What you need to do:
Bring together all lines of the material below that contain the string "JSON".

The data:
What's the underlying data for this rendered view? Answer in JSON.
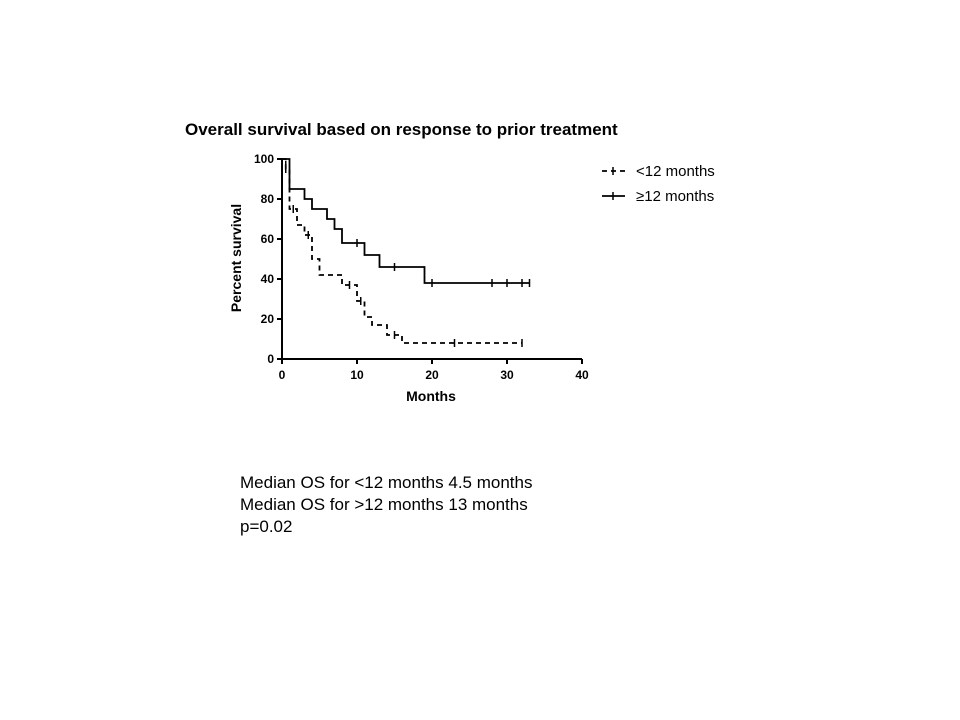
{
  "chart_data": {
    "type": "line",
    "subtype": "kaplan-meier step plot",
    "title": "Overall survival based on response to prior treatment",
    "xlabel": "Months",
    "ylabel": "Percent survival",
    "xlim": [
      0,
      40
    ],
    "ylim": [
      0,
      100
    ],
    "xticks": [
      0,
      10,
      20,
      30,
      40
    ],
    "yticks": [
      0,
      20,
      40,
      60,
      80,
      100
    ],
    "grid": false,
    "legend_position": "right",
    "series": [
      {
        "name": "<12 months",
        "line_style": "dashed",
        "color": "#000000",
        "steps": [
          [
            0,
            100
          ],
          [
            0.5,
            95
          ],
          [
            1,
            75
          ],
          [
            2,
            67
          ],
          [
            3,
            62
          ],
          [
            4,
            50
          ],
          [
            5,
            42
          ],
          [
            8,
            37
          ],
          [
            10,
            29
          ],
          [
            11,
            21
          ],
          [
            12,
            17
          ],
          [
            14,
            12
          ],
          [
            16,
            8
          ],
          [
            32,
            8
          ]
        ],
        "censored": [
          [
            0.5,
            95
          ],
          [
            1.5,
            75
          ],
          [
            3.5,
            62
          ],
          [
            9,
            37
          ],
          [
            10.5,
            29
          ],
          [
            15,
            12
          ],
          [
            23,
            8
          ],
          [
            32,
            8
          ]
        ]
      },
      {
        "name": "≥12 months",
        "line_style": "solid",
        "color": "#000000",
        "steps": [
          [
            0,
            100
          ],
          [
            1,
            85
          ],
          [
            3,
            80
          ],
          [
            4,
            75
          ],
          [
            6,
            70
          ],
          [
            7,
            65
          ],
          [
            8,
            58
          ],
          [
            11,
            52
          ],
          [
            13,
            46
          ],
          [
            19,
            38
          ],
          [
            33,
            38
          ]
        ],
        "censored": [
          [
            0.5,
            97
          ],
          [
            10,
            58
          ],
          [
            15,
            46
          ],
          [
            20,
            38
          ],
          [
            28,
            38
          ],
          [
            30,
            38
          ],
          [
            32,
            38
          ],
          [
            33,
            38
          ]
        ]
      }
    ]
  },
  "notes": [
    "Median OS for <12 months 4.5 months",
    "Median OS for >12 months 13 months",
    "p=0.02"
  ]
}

---

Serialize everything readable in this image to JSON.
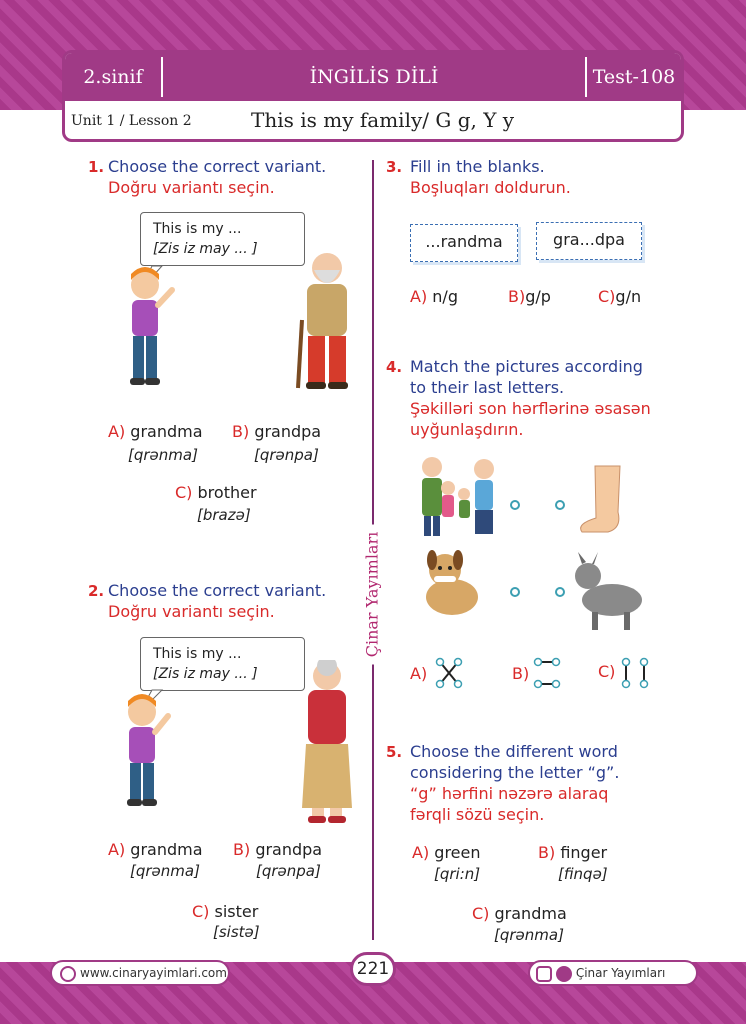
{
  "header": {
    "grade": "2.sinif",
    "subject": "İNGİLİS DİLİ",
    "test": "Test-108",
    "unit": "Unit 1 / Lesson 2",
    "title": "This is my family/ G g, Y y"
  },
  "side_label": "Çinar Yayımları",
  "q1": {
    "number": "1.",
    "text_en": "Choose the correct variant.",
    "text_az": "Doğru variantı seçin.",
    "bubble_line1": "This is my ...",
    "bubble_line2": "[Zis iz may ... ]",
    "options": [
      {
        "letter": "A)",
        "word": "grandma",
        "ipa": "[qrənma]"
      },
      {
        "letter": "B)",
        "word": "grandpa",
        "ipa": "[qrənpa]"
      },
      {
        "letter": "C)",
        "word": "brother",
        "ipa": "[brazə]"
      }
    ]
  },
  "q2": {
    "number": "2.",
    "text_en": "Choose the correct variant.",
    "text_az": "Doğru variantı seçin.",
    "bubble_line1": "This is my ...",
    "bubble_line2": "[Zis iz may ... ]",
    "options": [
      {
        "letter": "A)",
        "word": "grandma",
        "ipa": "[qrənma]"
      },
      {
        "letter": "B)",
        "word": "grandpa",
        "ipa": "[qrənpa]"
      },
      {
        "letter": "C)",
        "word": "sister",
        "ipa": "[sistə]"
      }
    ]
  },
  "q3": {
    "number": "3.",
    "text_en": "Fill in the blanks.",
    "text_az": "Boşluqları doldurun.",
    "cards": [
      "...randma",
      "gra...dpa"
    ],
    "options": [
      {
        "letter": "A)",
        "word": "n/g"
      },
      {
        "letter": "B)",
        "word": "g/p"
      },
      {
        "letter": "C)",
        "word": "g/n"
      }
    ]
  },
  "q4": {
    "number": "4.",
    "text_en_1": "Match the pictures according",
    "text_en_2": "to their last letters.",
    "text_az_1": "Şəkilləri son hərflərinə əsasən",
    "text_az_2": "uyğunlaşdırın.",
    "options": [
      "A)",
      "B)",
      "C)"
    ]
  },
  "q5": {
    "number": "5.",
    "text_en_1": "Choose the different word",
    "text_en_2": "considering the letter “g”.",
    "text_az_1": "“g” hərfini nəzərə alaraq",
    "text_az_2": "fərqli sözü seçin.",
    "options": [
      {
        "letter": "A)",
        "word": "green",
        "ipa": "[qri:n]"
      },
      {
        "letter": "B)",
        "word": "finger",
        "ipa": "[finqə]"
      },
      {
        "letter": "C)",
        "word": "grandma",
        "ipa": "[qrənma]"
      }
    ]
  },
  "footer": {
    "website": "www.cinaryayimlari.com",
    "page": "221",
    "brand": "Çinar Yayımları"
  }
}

Problem solution:
What's the underlying data for this rendered view? Answer in JSON.
Serialize everything readable in this image to JSON.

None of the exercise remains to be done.